### Task material ###

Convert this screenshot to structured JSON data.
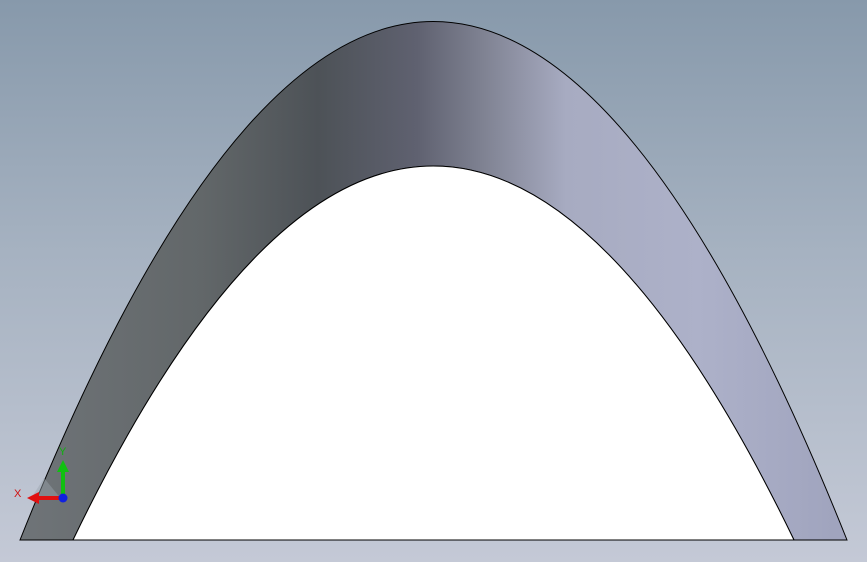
{
  "viewport": {
    "background_top": "#8799ab",
    "background_bottom": "#c4c9d6"
  },
  "model": {
    "shape": "parabolic-arch",
    "opening_fill": "#ffffff",
    "edge_color": "#000000"
  },
  "triad": {
    "x_label": "X",
    "y_label": "Y",
    "x_color": "#e01010",
    "y_color": "#10c010",
    "z_color": "#1020e0"
  }
}
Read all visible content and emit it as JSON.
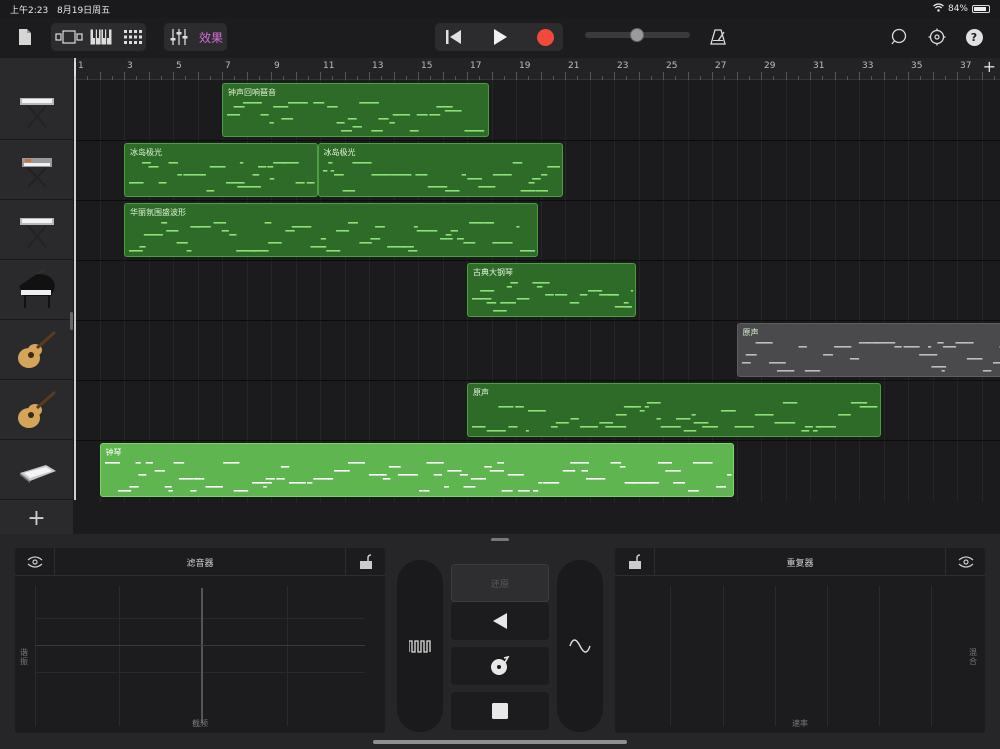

###

**Given instruction**
From the material above, reproduce everything verbatim except the pictures.

**The reply**
Convert this screenshot to structured JSON data.
{
  "viewport": {
    "background_top": "#8799ab",
    "background_bottom": "#c4c9d6"
  },
  "model": {
    "shape": "parabolic-arch",
    "opening_fill": "#ffffff",
    "edge_color": "#000000"
  },
  "triad": {
    "x_label": "X",
    "y_label": "Y",
    "x_color": "#e01010",
    "y_color": "#10c010",
    "z_color": "#1020e0"
  }
}
Read all visible content and emit it as JSON.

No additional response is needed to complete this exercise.